THE PROBLEM: In the entries below, find the lines with the word "screenshot" and copy them.

A run of records:
## begin
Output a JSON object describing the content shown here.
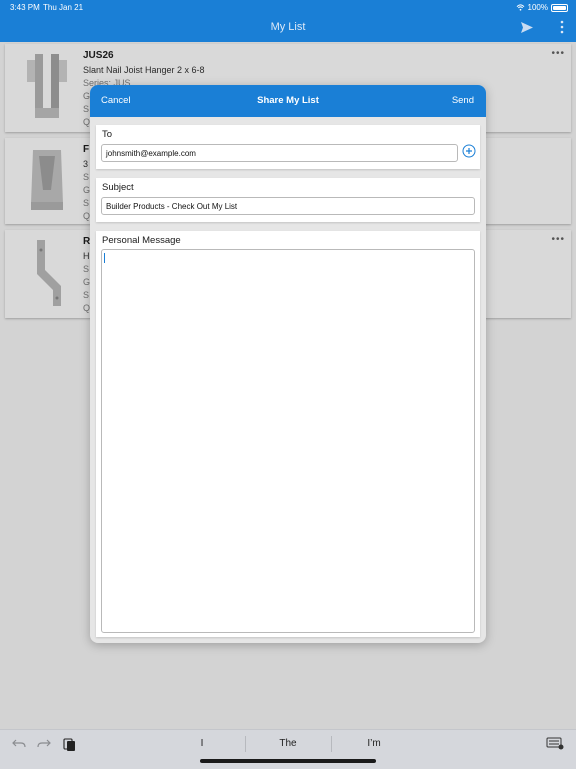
{
  "status_bar": {
    "time": "3:43 PM",
    "date": "Thu Jan 21",
    "battery": "100%"
  },
  "nav": {
    "title": "My List",
    "send_icon": "send-icon",
    "more_icon": "more-vertical-icon"
  },
  "list": [
    {
      "name": "JUS26",
      "description": "Slant Nail Joist Hanger 2 x 6-8",
      "meta": [
        "Series: JUS",
        "G",
        "S",
        "Q"
      ]
    },
    {
      "name": "F",
      "description": "3",
      "meta": [
        "S",
        "G",
        "S",
        "Q"
      ]
    },
    {
      "name": "R",
      "description": "H",
      "meta": [
        "S",
        "G",
        "S",
        "Q"
      ]
    }
  ],
  "modal": {
    "cancel_label": "Cancel",
    "title": "Share My List",
    "send_label": "Send",
    "to": {
      "label": "To",
      "value": "johnsmith@example.com"
    },
    "subject": {
      "label": "Subject",
      "value": "Builder Products - Check Out My List"
    },
    "message": {
      "label": "Personal Message",
      "value": ""
    }
  },
  "keyboard_bar": {
    "suggestions": [
      "I",
      "The",
      "I’m"
    ],
    "icons": [
      "undo-icon",
      "redo-icon",
      "paste-icon",
      "keyboard-icon"
    ]
  },
  "colors": {
    "accent": "#1a7fd6"
  }
}
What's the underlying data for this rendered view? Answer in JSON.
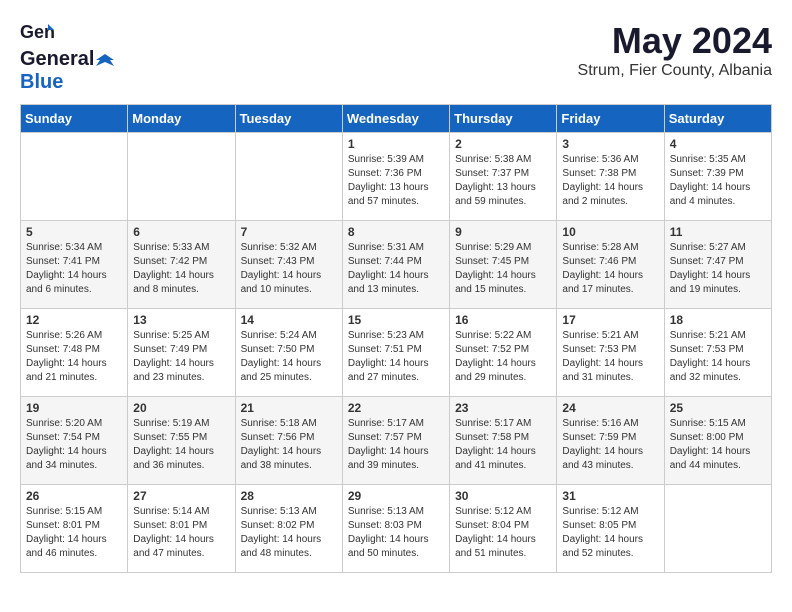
{
  "logo": {
    "general": "General",
    "blue": "Blue"
  },
  "title": {
    "month_year": "May 2024",
    "location": "Strum, Fier County, Albania"
  },
  "days_of_week": [
    "Sunday",
    "Monday",
    "Tuesday",
    "Wednesday",
    "Thursday",
    "Friday",
    "Saturday"
  ],
  "weeks": [
    {
      "days": [
        {
          "number": "",
          "content": ""
        },
        {
          "number": "",
          "content": ""
        },
        {
          "number": "",
          "content": ""
        },
        {
          "number": "1",
          "content": "Sunrise: 5:39 AM\nSunset: 7:36 PM\nDaylight: 13 hours and 57 minutes."
        },
        {
          "number": "2",
          "content": "Sunrise: 5:38 AM\nSunset: 7:37 PM\nDaylight: 13 hours and 59 minutes."
        },
        {
          "number": "3",
          "content": "Sunrise: 5:36 AM\nSunset: 7:38 PM\nDaylight: 14 hours and 2 minutes."
        },
        {
          "number": "4",
          "content": "Sunrise: 5:35 AM\nSunset: 7:39 PM\nDaylight: 14 hours and 4 minutes."
        }
      ]
    },
    {
      "days": [
        {
          "number": "5",
          "content": "Sunrise: 5:34 AM\nSunset: 7:41 PM\nDaylight: 14 hours and 6 minutes."
        },
        {
          "number": "6",
          "content": "Sunrise: 5:33 AM\nSunset: 7:42 PM\nDaylight: 14 hours and 8 minutes."
        },
        {
          "number": "7",
          "content": "Sunrise: 5:32 AM\nSunset: 7:43 PM\nDaylight: 14 hours and 10 minutes."
        },
        {
          "number": "8",
          "content": "Sunrise: 5:31 AM\nSunset: 7:44 PM\nDaylight: 14 hours and 13 minutes."
        },
        {
          "number": "9",
          "content": "Sunrise: 5:29 AM\nSunset: 7:45 PM\nDaylight: 14 hours and 15 minutes."
        },
        {
          "number": "10",
          "content": "Sunrise: 5:28 AM\nSunset: 7:46 PM\nDaylight: 14 hours and 17 minutes."
        },
        {
          "number": "11",
          "content": "Sunrise: 5:27 AM\nSunset: 7:47 PM\nDaylight: 14 hours and 19 minutes."
        }
      ]
    },
    {
      "days": [
        {
          "number": "12",
          "content": "Sunrise: 5:26 AM\nSunset: 7:48 PM\nDaylight: 14 hours and 21 minutes."
        },
        {
          "number": "13",
          "content": "Sunrise: 5:25 AM\nSunset: 7:49 PM\nDaylight: 14 hours and 23 minutes."
        },
        {
          "number": "14",
          "content": "Sunrise: 5:24 AM\nSunset: 7:50 PM\nDaylight: 14 hours and 25 minutes."
        },
        {
          "number": "15",
          "content": "Sunrise: 5:23 AM\nSunset: 7:51 PM\nDaylight: 14 hours and 27 minutes."
        },
        {
          "number": "16",
          "content": "Sunrise: 5:22 AM\nSunset: 7:52 PM\nDaylight: 14 hours and 29 minutes."
        },
        {
          "number": "17",
          "content": "Sunrise: 5:21 AM\nSunset: 7:53 PM\nDaylight: 14 hours and 31 minutes."
        },
        {
          "number": "18",
          "content": "Sunrise: 5:21 AM\nSunset: 7:53 PM\nDaylight: 14 hours and 32 minutes."
        }
      ]
    },
    {
      "days": [
        {
          "number": "19",
          "content": "Sunrise: 5:20 AM\nSunset: 7:54 PM\nDaylight: 14 hours and 34 minutes."
        },
        {
          "number": "20",
          "content": "Sunrise: 5:19 AM\nSunset: 7:55 PM\nDaylight: 14 hours and 36 minutes."
        },
        {
          "number": "21",
          "content": "Sunrise: 5:18 AM\nSunset: 7:56 PM\nDaylight: 14 hours and 38 minutes."
        },
        {
          "number": "22",
          "content": "Sunrise: 5:17 AM\nSunset: 7:57 PM\nDaylight: 14 hours and 39 minutes."
        },
        {
          "number": "23",
          "content": "Sunrise: 5:17 AM\nSunset: 7:58 PM\nDaylight: 14 hours and 41 minutes."
        },
        {
          "number": "24",
          "content": "Sunrise: 5:16 AM\nSunset: 7:59 PM\nDaylight: 14 hours and 43 minutes."
        },
        {
          "number": "25",
          "content": "Sunrise: 5:15 AM\nSunset: 8:00 PM\nDaylight: 14 hours and 44 minutes."
        }
      ]
    },
    {
      "days": [
        {
          "number": "26",
          "content": "Sunrise: 5:15 AM\nSunset: 8:01 PM\nDaylight: 14 hours and 46 minutes."
        },
        {
          "number": "27",
          "content": "Sunrise: 5:14 AM\nSunset: 8:01 PM\nDaylight: 14 hours and 47 minutes."
        },
        {
          "number": "28",
          "content": "Sunrise: 5:13 AM\nSunset: 8:02 PM\nDaylight: 14 hours and 48 minutes."
        },
        {
          "number": "29",
          "content": "Sunrise: 5:13 AM\nSunset: 8:03 PM\nDaylight: 14 hours and 50 minutes."
        },
        {
          "number": "30",
          "content": "Sunrise: 5:12 AM\nSunset: 8:04 PM\nDaylight: 14 hours and 51 minutes."
        },
        {
          "number": "31",
          "content": "Sunrise: 5:12 AM\nSunset: 8:05 PM\nDaylight: 14 hours and 52 minutes."
        },
        {
          "number": "",
          "content": ""
        }
      ]
    }
  ]
}
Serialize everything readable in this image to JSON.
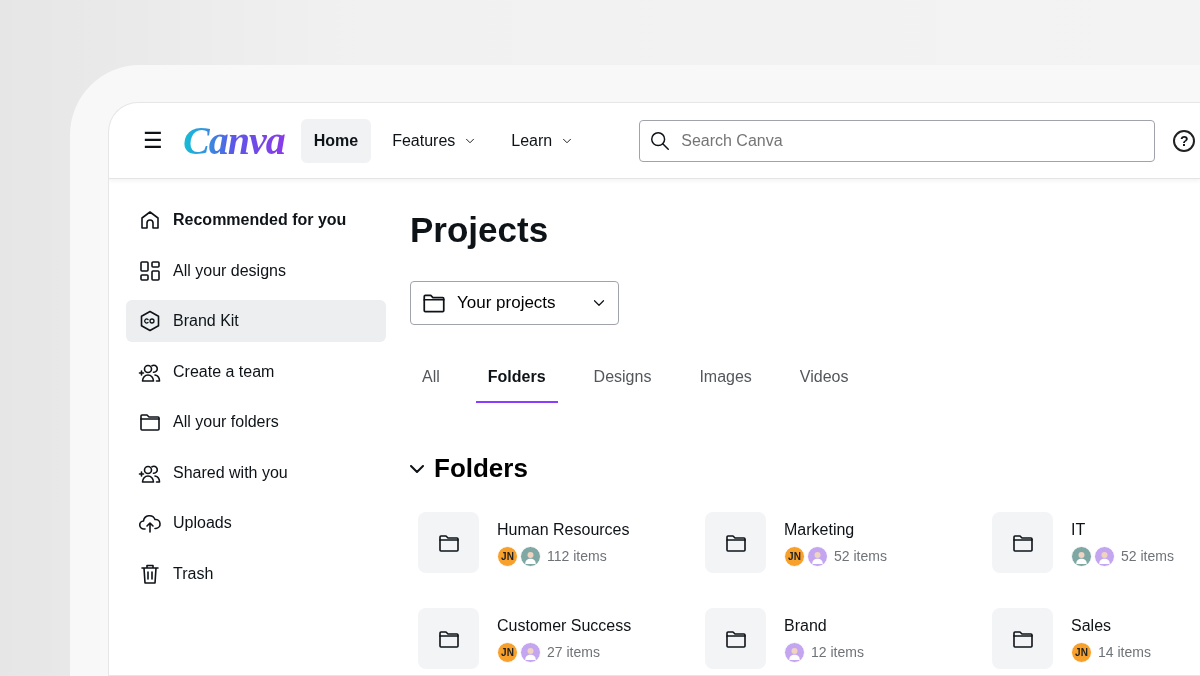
{
  "header": {
    "menu_label": "☰",
    "logo": "Canva",
    "nav": [
      {
        "label": "Home",
        "selected": true,
        "dropdown": false
      },
      {
        "label": "Features",
        "selected": false,
        "dropdown": true
      },
      {
        "label": "Learn",
        "selected": false,
        "dropdown": true
      }
    ],
    "search": {
      "placeholder": "Search Canva"
    },
    "help_label": "?"
  },
  "sidebar": {
    "items": [
      {
        "label": "Recommended for you",
        "emphasized": true,
        "selected": false
      },
      {
        "label": "All your designs",
        "emphasized": false,
        "selected": false
      },
      {
        "label": "Brand Kit",
        "emphasized": false,
        "selected": true
      },
      {
        "label": "Create a team",
        "emphasized": false,
        "selected": false
      },
      {
        "label": "All your folders",
        "emphasized": false,
        "selected": false
      },
      {
        "label": "Shared with you",
        "emphasized": false,
        "selected": false
      },
      {
        "label": "Uploads",
        "emphasized": false,
        "selected": false
      },
      {
        "label": "Trash",
        "emphasized": false,
        "selected": false
      }
    ]
  },
  "main": {
    "title": "Projects",
    "filter": {
      "value": "Your projects"
    },
    "tabs": [
      {
        "label": "All",
        "selected": false
      },
      {
        "label": "Folders",
        "selected": true
      },
      {
        "label": "Designs",
        "selected": false
      },
      {
        "label": "Images",
        "selected": false
      },
      {
        "label": "Videos",
        "selected": false
      }
    ],
    "section": {
      "title": "Folders",
      "expanded": true
    },
    "folders": [
      {
        "name": "Human Resources",
        "count": "112 items",
        "avatars": [
          {
            "kind": "initials",
            "text": "JN",
            "color": "#f7a12c"
          },
          {
            "kind": "person",
            "color": "#7fa7a4"
          }
        ]
      },
      {
        "name": "Marketing",
        "count": "52 items",
        "avatars": [
          {
            "kind": "initials",
            "text": "JN",
            "color": "#f7a12c"
          },
          {
            "kind": "person",
            "color": "#c3a6ef"
          }
        ]
      },
      {
        "name": "IT",
        "count": "52 items",
        "avatars": [
          {
            "kind": "person",
            "color": "#7fa7a4"
          },
          {
            "kind": "person",
            "color": "#c3a6ef"
          }
        ]
      },
      {
        "name": "Customer Success",
        "count": "27 items",
        "avatars": [
          {
            "kind": "initials",
            "text": "JN",
            "color": "#f7a12c"
          },
          {
            "kind": "person",
            "color": "#c3a6ef"
          }
        ]
      },
      {
        "name": "Brand",
        "count": "12 items",
        "avatars": [
          {
            "kind": "person",
            "color": "#c3a6ef"
          }
        ]
      },
      {
        "name": "Sales",
        "count": "14 items",
        "avatars": [
          {
            "kind": "initials",
            "text": "JN",
            "color": "#f7a12c"
          }
        ]
      }
    ]
  }
}
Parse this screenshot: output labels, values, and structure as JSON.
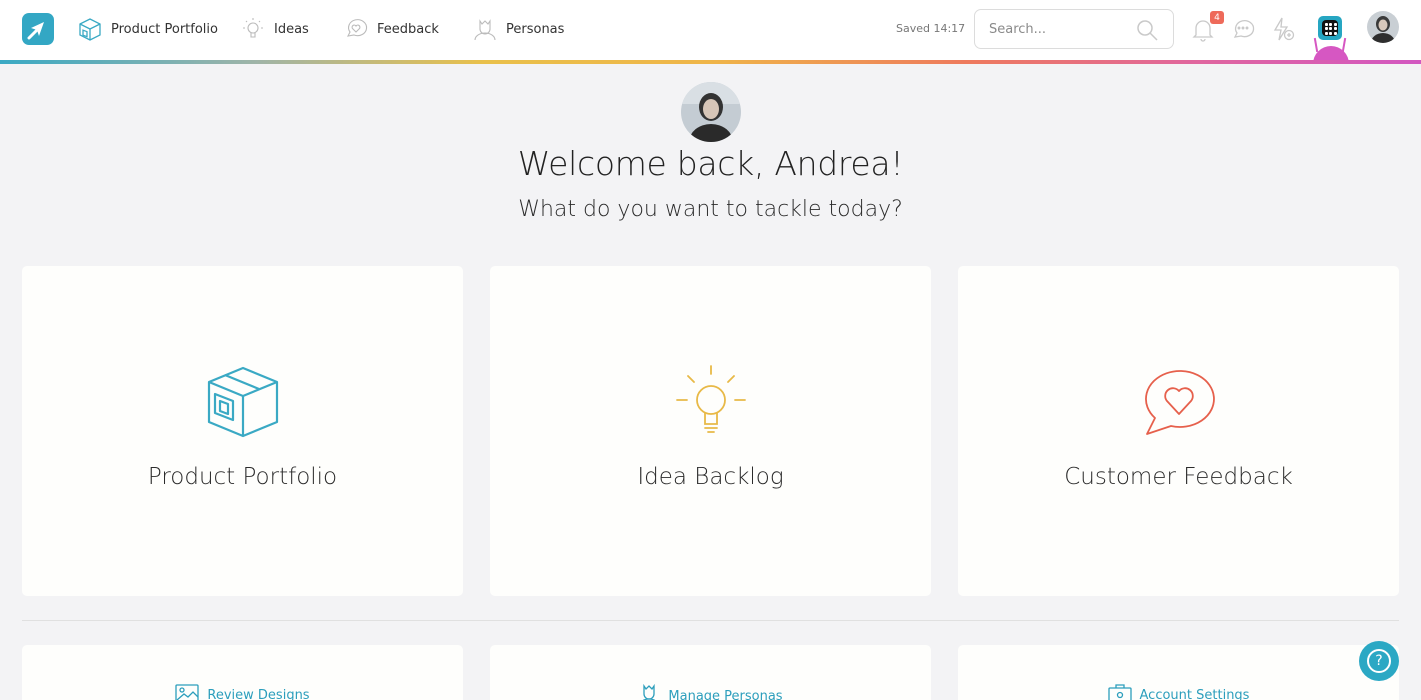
{
  "nav": {
    "items": [
      {
        "label": "Product Portfolio",
        "icon": "box-icon"
      },
      {
        "label": "Ideas",
        "icon": "lightbulb-icon"
      },
      {
        "label": "Feedback",
        "icon": "heart-bubble-icon"
      },
      {
        "label": "Personas",
        "icon": "persona-icon"
      }
    ]
  },
  "header": {
    "saved_text": "Saved 14:17",
    "search_placeholder": "Search...",
    "notification_count": "4"
  },
  "hero": {
    "welcome": "Welcome back, Andrea!",
    "subtitle": "What do you want to tackle today?"
  },
  "cards": [
    {
      "title": "Product Portfolio",
      "icon": "box-icon",
      "color": "#3aa9c4"
    },
    {
      "title": "Idea Backlog",
      "icon": "lightbulb-icon",
      "color": "#e8b947"
    },
    {
      "title": "Customer Feedback",
      "icon": "heart-bubble-icon",
      "color": "#e6604c"
    }
  ],
  "secondary": [
    {
      "label": "Review Designs",
      "icon": "image-icon"
    },
    {
      "label": "Manage Personas",
      "icon": "persona-icon"
    },
    {
      "label": "Account Settings",
      "icon": "briefcase-icon"
    }
  ],
  "help": {
    "label": "?"
  },
  "colors": {
    "accent": "#33a7c4",
    "badge": "#ee6a5a",
    "background": "#f3f3f5"
  }
}
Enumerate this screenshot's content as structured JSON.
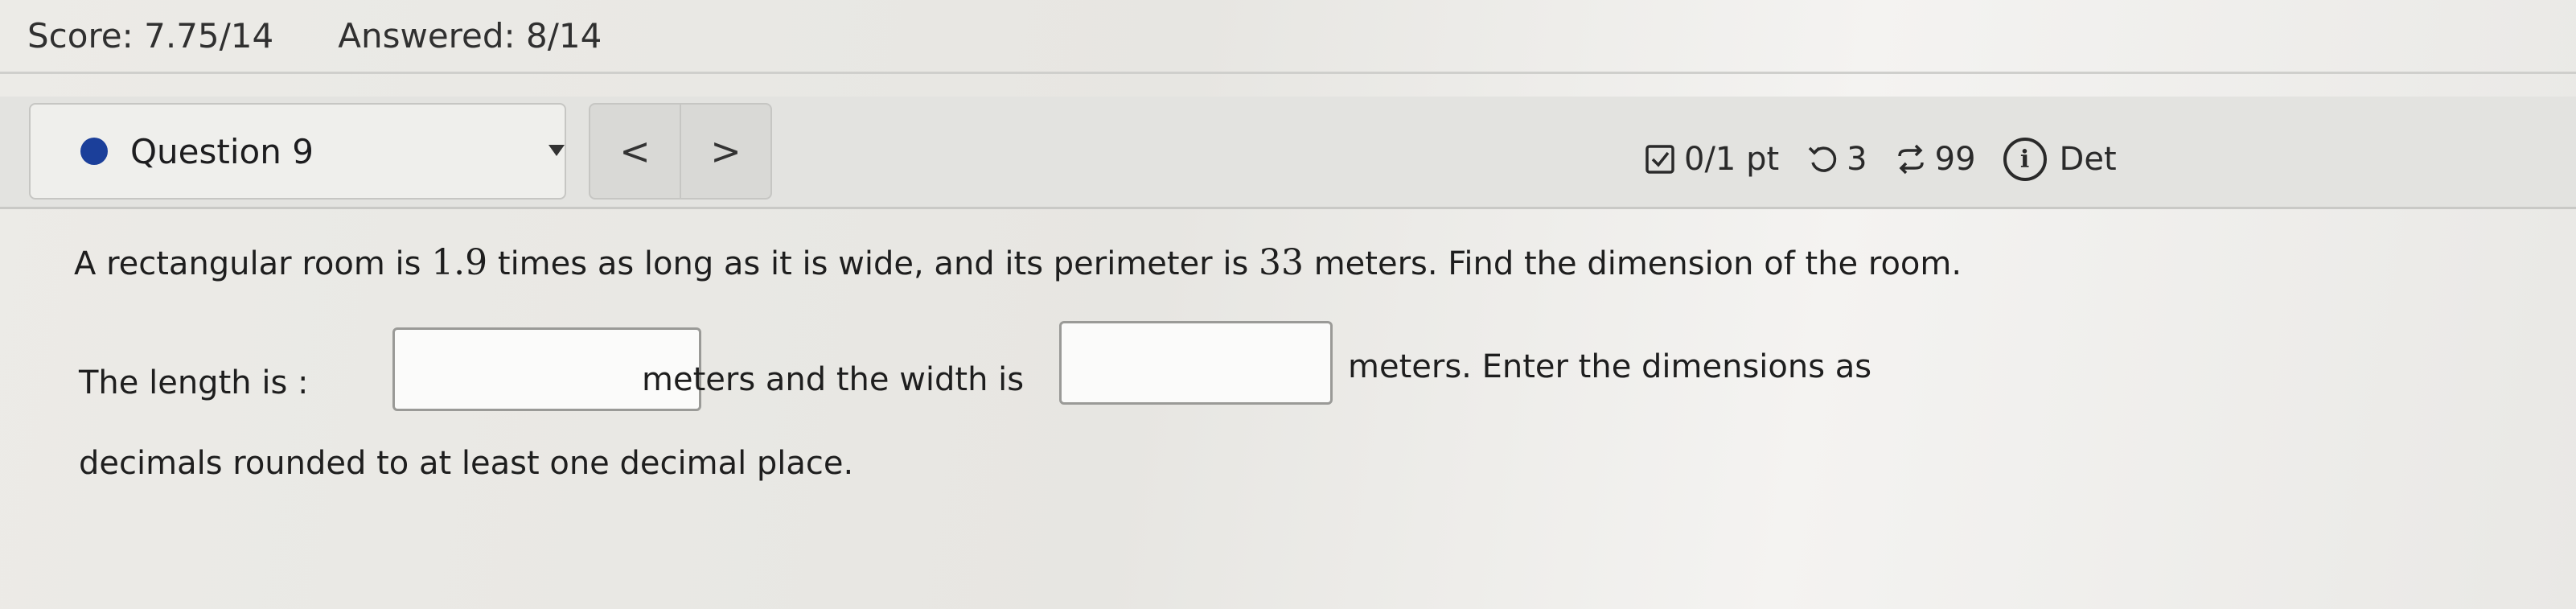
## end
IN RESPONSE:
Parse this screenshot: output labels, values, and structure as JSON.
Enumerate this screenshot's content as structured JSON.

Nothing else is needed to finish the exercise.